Look through the material below. Copy each line that contains the string "Output".

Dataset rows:
-.-.-

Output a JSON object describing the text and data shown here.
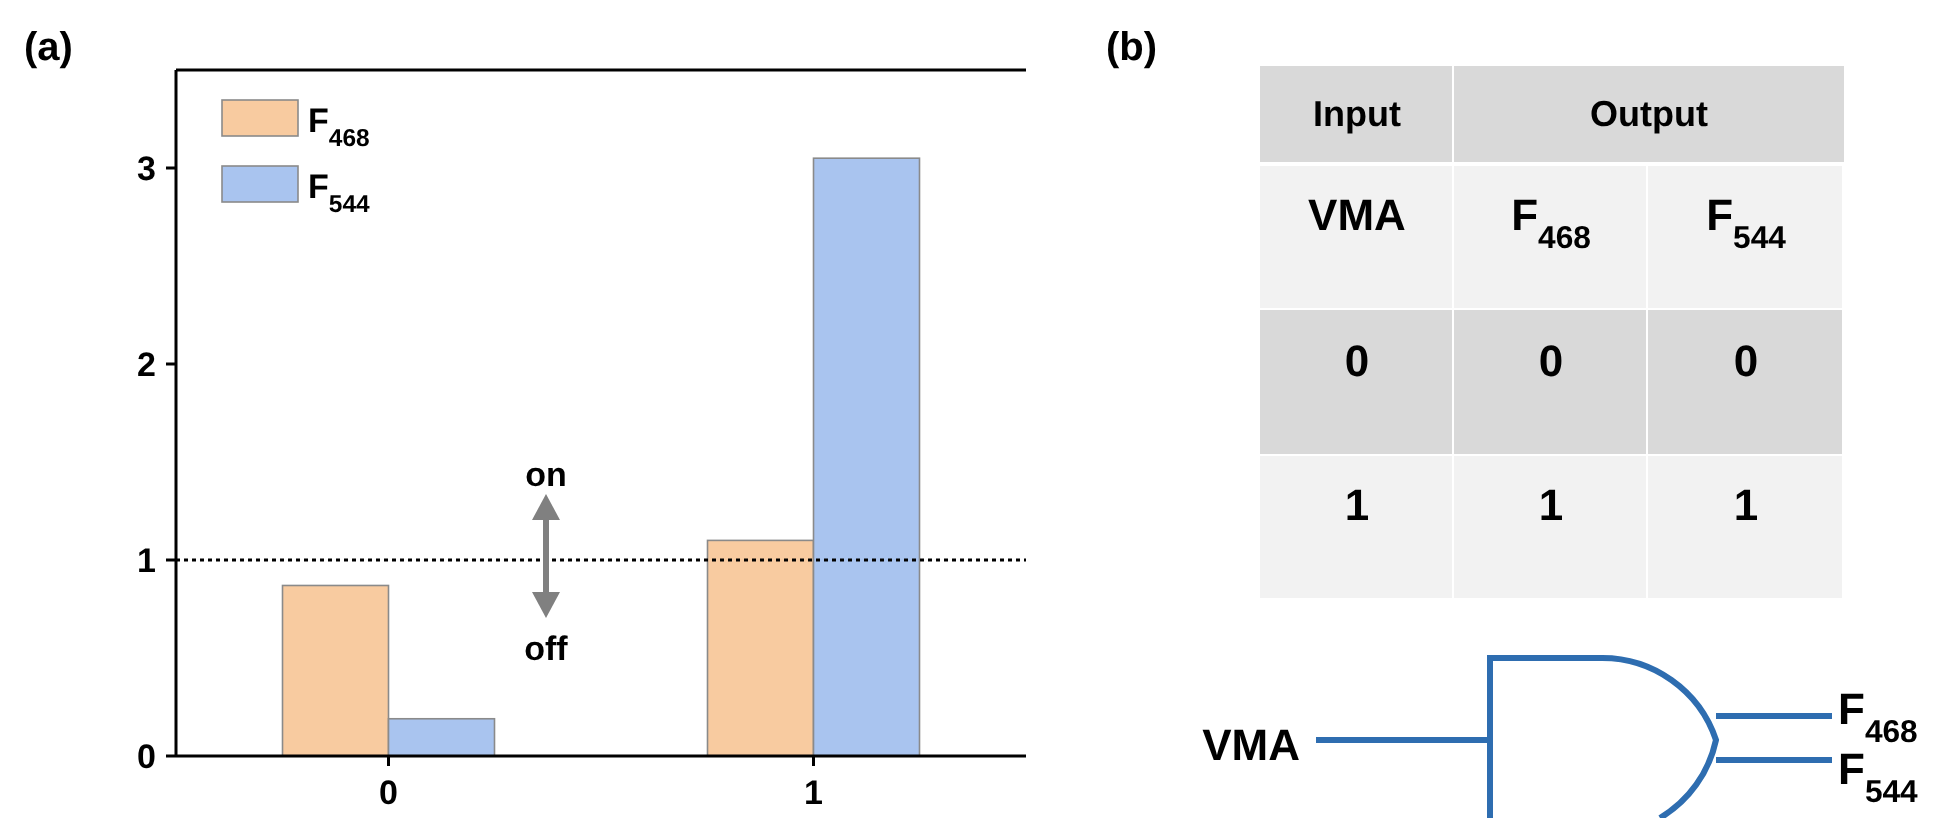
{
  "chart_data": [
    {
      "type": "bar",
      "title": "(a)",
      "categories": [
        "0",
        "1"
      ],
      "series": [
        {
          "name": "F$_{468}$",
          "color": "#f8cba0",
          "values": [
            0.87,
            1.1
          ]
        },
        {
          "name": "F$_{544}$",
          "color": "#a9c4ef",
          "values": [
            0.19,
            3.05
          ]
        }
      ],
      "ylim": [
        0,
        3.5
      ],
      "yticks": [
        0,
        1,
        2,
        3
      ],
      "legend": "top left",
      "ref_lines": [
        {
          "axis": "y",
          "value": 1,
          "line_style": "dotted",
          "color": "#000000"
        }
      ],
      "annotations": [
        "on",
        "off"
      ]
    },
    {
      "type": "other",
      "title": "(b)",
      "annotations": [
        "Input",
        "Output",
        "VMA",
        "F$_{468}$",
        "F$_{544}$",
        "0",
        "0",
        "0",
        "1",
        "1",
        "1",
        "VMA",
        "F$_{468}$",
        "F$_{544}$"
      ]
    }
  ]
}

-.-.-

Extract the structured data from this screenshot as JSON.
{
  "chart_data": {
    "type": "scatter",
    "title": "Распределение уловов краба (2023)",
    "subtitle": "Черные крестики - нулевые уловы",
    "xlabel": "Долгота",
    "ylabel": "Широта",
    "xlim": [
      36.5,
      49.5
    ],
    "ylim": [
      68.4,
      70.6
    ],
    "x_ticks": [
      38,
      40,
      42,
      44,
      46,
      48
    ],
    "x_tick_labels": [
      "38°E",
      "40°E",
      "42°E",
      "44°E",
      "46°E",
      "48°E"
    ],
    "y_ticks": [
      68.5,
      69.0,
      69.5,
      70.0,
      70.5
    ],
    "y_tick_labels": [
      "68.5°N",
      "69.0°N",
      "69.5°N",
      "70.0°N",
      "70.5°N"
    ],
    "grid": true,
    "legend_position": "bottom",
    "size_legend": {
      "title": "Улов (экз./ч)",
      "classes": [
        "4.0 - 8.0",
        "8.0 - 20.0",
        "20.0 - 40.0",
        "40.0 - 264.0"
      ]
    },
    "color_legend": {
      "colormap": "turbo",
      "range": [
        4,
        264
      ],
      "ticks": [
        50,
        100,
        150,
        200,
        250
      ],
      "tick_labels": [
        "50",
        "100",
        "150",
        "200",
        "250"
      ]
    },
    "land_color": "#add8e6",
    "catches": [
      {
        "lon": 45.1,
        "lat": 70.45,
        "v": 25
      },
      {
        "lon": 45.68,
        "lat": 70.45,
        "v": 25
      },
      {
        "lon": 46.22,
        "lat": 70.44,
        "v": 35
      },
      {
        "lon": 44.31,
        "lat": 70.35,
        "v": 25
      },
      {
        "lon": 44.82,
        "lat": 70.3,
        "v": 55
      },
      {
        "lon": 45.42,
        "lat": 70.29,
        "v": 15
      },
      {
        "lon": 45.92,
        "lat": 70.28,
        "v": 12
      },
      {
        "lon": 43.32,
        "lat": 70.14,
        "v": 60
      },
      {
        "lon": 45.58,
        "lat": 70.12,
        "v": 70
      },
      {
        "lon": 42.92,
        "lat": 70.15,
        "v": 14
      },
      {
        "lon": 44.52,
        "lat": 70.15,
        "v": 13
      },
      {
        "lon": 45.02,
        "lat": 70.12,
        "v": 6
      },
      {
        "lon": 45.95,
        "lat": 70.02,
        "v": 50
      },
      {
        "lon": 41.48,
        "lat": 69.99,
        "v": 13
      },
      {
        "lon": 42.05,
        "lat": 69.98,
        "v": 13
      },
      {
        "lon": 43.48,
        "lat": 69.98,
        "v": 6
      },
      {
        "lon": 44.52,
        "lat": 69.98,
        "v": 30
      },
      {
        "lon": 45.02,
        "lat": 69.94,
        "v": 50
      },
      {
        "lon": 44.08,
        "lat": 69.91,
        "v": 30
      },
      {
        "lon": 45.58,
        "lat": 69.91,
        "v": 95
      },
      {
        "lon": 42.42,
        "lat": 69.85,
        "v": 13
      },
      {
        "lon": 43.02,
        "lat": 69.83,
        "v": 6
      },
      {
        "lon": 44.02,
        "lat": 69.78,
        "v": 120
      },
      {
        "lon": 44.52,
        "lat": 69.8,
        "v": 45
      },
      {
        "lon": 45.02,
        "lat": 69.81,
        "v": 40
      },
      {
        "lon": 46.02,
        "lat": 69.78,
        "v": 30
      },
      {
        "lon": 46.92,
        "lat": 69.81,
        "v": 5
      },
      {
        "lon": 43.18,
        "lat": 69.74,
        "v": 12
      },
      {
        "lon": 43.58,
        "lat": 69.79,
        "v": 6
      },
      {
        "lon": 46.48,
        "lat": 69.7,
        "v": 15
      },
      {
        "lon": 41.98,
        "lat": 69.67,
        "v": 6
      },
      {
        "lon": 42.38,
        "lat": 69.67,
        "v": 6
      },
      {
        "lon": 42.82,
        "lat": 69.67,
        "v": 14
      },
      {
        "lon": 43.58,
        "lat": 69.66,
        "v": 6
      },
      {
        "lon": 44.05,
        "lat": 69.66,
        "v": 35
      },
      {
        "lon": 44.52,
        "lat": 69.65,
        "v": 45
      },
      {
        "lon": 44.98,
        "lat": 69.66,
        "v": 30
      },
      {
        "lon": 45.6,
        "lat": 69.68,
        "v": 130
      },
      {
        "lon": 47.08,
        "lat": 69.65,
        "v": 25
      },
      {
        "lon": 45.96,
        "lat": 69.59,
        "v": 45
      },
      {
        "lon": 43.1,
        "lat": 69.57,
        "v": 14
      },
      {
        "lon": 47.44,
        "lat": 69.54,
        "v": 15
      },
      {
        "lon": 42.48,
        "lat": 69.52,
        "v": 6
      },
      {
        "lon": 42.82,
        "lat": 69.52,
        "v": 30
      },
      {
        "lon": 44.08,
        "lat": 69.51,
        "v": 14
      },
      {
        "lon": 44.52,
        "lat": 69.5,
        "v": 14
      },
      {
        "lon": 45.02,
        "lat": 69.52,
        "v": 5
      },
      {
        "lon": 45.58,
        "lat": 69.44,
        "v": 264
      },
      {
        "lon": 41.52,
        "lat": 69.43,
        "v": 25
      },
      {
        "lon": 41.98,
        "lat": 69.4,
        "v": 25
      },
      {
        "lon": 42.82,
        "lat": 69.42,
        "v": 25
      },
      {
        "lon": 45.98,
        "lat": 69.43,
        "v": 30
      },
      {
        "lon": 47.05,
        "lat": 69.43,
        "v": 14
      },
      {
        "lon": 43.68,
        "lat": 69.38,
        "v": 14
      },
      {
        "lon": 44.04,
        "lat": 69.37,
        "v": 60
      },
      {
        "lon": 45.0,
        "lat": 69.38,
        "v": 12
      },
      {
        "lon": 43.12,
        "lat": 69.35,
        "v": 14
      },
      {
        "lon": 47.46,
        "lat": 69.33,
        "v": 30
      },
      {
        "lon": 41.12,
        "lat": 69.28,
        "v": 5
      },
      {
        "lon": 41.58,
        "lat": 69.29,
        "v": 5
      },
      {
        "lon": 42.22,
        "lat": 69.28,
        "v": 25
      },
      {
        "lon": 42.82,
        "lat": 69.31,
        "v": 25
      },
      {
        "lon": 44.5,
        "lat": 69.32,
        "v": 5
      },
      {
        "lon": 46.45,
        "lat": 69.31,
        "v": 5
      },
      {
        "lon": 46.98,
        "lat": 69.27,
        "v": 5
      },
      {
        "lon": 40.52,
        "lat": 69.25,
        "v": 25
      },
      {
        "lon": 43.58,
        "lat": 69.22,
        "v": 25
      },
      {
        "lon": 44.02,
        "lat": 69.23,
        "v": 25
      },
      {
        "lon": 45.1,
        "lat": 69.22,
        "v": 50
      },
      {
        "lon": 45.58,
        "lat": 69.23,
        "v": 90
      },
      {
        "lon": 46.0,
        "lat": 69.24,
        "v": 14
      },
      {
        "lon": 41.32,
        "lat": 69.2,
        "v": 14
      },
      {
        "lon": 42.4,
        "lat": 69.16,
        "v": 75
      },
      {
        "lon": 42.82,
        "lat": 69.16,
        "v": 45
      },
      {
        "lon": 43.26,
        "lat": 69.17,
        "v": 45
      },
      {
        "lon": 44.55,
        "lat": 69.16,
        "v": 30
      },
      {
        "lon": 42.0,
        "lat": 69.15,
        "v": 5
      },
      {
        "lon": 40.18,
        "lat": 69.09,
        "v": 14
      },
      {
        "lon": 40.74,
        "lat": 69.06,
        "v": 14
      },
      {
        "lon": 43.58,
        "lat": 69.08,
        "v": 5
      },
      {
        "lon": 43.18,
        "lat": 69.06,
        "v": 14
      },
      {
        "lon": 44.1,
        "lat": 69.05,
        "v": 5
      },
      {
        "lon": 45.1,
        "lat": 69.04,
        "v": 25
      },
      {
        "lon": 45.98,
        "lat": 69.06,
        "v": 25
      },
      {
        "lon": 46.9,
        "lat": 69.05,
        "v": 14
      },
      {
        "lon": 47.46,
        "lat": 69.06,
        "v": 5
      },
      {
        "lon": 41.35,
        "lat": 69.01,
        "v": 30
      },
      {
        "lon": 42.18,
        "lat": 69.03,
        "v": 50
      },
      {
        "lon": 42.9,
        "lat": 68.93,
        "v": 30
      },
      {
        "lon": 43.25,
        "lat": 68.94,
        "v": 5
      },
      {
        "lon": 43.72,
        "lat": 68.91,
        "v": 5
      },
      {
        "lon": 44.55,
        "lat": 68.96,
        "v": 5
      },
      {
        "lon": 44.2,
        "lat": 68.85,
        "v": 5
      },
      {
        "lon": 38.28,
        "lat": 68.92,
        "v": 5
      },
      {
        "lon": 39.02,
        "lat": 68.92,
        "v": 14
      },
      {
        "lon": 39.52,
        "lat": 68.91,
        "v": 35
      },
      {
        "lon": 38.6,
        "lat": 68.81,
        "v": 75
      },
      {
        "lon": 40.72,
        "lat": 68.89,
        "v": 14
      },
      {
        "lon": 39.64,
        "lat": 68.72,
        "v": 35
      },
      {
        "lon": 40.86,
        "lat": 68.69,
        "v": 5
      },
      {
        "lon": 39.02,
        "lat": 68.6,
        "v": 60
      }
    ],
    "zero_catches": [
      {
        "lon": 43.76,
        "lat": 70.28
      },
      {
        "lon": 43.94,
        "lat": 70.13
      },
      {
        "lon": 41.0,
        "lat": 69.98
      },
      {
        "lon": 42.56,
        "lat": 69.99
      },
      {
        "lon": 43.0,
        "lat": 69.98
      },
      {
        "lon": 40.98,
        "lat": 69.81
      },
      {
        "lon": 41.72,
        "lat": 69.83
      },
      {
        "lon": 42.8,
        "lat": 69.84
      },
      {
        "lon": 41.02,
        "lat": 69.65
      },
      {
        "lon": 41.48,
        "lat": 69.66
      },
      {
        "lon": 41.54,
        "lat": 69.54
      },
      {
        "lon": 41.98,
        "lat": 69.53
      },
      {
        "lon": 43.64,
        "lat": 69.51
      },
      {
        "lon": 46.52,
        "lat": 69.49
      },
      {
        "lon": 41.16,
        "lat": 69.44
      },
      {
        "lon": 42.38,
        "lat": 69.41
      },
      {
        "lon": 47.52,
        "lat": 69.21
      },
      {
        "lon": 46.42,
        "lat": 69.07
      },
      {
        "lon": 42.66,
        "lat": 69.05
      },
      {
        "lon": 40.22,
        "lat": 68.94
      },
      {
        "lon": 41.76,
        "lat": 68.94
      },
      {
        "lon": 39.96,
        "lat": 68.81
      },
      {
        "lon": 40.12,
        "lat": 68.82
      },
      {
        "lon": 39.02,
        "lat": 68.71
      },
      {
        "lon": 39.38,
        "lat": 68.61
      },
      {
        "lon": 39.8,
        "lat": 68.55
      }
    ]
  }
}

-.-.-

Full solution:
Output a JSON object describing the text and data shown here.
        "Output",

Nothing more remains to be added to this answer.